Give the number of lines in this listing that contain the word "does", and nothing else.

• Provided material:
# # # # # # #

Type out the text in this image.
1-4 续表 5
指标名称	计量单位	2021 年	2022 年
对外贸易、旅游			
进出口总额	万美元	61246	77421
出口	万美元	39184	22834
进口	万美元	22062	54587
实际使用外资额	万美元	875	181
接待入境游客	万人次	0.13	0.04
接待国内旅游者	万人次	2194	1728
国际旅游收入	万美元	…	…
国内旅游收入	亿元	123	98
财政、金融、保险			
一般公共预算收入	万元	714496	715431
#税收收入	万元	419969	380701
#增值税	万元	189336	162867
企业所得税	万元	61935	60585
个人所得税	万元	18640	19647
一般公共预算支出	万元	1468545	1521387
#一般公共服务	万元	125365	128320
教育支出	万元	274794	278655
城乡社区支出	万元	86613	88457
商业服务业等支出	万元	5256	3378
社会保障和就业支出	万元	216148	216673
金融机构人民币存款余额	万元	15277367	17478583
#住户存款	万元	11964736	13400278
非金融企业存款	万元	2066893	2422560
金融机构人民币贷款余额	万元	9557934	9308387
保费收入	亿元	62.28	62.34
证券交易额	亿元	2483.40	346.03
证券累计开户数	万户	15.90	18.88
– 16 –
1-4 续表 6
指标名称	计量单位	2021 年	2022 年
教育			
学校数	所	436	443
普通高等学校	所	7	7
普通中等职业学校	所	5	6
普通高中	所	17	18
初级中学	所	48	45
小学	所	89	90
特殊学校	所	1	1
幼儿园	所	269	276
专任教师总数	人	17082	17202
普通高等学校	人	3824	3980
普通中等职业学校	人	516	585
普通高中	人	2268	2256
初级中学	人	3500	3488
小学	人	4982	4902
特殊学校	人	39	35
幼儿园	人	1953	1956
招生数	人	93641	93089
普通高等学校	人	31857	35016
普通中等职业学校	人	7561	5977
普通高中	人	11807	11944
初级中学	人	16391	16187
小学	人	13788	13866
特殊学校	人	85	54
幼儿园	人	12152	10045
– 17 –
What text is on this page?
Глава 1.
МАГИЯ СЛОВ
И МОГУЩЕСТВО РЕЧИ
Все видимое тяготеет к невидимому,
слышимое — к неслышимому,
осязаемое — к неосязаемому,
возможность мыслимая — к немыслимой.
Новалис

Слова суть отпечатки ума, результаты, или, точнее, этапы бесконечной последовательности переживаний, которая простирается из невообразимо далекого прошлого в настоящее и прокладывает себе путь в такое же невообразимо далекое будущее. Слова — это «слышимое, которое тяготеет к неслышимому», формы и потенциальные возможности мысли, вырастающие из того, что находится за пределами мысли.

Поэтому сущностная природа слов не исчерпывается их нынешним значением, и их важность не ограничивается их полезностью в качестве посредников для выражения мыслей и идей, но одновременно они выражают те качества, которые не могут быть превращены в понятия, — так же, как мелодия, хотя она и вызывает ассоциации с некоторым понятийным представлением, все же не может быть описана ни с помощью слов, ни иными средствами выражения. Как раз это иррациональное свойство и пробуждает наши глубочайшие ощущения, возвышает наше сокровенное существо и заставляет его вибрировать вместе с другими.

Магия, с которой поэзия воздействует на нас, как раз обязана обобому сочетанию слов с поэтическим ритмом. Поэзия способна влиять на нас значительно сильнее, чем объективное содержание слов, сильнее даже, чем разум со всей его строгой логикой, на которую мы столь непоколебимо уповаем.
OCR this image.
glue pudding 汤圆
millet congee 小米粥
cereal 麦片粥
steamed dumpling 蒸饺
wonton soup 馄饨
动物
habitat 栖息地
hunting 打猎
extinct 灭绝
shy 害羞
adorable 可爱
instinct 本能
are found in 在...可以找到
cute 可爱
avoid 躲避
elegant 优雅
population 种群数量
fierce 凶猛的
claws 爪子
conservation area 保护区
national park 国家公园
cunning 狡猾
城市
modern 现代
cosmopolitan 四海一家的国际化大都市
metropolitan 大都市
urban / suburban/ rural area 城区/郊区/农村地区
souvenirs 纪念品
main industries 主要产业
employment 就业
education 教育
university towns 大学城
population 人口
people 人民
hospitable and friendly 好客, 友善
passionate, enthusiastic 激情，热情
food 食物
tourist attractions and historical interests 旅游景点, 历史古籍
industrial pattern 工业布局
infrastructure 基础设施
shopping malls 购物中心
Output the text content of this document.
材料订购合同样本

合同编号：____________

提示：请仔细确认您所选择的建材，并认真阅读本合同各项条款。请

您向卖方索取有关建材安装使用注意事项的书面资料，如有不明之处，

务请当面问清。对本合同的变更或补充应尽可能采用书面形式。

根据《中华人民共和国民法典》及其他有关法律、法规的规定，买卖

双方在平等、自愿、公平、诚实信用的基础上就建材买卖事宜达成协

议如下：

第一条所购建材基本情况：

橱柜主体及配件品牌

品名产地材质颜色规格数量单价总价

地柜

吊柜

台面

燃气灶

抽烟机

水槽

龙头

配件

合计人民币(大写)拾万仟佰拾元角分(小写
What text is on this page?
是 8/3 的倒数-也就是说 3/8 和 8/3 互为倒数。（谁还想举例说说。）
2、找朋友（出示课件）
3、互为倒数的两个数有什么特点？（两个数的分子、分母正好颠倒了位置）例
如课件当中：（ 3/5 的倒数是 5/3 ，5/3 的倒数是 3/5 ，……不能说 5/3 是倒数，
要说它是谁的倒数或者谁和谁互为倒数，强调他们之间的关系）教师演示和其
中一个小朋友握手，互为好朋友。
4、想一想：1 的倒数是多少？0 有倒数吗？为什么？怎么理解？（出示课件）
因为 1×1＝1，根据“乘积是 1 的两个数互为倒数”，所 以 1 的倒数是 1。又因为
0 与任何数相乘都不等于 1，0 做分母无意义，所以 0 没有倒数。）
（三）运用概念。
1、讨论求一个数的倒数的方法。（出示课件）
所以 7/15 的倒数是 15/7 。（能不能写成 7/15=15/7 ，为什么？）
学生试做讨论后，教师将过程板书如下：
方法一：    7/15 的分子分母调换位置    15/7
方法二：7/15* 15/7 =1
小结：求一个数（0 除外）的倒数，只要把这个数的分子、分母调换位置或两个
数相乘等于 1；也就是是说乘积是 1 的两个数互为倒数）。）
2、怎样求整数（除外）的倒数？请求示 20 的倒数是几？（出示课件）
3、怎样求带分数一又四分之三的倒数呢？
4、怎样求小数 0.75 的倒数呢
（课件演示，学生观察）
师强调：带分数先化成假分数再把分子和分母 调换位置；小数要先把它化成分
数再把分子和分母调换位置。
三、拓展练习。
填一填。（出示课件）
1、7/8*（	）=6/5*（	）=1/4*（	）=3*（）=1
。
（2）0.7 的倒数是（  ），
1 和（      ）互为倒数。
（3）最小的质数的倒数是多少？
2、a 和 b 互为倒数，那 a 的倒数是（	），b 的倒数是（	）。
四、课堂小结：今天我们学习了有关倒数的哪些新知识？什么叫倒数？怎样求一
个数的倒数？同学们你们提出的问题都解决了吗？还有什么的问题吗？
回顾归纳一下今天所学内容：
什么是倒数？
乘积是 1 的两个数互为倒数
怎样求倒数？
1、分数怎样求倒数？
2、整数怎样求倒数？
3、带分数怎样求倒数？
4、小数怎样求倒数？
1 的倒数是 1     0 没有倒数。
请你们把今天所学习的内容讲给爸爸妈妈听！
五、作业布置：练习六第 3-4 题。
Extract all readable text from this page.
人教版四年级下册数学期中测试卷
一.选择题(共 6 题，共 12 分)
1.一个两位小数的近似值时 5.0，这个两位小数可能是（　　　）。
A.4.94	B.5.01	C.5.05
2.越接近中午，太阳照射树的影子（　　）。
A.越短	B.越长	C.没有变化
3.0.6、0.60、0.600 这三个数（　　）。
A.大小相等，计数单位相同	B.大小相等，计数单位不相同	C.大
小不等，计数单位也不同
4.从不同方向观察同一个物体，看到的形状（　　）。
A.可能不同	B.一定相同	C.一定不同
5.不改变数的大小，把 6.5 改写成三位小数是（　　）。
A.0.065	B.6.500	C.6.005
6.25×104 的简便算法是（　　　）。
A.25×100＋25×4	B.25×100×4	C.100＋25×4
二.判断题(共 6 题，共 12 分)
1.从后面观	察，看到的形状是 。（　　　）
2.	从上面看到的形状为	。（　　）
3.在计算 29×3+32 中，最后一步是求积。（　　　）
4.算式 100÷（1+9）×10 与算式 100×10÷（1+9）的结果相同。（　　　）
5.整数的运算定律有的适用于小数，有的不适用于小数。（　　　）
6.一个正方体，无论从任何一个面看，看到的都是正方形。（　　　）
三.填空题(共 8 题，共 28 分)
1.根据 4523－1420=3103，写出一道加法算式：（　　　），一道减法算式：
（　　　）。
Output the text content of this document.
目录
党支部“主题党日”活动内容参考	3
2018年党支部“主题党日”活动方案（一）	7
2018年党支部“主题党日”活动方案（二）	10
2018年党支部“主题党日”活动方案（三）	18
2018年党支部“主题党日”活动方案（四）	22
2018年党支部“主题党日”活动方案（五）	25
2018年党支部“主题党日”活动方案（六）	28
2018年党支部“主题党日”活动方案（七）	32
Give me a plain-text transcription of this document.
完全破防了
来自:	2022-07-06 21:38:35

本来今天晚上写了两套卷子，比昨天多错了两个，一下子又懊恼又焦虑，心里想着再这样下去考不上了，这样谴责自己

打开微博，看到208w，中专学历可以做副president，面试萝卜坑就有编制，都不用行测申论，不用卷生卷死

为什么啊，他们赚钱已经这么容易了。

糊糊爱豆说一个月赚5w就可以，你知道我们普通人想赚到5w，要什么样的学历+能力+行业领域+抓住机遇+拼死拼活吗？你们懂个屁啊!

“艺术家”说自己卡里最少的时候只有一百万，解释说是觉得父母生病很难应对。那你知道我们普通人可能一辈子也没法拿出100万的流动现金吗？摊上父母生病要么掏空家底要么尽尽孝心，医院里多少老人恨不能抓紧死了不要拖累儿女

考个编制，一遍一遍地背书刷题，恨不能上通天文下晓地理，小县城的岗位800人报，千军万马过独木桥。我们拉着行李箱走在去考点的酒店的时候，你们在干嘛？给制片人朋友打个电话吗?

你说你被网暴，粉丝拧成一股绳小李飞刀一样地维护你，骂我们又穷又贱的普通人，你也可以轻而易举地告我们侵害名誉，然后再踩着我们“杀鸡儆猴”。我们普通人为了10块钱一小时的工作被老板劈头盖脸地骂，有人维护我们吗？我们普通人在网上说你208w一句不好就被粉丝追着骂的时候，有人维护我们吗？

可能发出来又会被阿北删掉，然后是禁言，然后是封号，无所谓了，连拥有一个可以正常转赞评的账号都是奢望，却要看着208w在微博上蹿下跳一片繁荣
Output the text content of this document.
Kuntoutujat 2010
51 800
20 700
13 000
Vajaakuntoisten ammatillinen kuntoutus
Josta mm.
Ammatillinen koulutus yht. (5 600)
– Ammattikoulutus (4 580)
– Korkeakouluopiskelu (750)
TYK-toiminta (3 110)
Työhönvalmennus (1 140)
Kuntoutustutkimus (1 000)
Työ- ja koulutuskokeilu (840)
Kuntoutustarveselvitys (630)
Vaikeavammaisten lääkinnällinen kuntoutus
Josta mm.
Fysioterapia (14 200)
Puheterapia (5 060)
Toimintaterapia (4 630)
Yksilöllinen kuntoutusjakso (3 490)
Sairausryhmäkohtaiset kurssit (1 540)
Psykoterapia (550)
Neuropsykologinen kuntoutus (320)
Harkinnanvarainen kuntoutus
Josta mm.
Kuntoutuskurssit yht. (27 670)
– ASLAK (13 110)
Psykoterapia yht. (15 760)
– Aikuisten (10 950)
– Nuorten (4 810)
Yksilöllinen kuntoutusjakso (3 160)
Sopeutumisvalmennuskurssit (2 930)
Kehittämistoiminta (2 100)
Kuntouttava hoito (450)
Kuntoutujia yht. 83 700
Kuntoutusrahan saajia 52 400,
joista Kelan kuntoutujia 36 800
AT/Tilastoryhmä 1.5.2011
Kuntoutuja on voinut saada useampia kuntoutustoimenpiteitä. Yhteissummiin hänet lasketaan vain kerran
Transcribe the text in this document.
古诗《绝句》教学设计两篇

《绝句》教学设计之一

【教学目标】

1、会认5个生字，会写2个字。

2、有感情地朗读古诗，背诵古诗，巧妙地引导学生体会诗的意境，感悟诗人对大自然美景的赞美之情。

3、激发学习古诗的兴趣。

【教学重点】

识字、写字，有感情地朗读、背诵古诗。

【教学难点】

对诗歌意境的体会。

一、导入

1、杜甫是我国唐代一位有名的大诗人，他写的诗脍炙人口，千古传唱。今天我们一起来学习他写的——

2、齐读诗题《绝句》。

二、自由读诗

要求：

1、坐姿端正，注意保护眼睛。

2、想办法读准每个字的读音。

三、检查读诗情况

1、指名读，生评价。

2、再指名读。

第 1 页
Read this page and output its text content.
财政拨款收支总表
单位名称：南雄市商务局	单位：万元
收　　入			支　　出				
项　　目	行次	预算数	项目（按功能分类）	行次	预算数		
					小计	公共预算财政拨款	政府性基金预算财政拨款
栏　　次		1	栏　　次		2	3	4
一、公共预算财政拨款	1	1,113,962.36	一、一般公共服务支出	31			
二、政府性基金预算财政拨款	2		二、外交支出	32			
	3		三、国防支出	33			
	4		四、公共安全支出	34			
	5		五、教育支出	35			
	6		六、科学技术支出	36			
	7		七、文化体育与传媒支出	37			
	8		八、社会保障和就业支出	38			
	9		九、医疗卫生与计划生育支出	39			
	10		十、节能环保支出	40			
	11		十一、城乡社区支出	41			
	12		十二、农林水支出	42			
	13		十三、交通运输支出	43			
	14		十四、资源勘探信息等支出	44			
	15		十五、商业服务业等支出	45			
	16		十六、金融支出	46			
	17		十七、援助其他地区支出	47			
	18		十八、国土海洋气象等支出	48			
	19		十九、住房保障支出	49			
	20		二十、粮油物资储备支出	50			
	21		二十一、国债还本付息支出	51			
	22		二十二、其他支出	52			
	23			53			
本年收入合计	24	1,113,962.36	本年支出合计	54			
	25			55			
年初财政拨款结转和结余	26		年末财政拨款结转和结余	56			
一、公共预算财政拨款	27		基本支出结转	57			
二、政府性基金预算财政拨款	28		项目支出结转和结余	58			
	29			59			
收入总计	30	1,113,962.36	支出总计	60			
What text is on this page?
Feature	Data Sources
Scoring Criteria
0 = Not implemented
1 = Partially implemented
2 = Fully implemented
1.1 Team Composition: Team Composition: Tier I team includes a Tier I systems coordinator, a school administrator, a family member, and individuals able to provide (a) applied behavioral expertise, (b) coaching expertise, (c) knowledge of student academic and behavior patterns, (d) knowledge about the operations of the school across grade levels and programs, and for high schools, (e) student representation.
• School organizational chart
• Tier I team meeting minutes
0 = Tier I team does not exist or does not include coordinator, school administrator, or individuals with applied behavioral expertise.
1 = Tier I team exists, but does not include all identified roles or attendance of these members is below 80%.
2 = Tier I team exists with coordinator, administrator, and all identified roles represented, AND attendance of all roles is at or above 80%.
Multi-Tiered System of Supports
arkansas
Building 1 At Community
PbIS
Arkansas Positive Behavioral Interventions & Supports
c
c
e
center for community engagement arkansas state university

# # # # # # #

• Result of the exercise:
2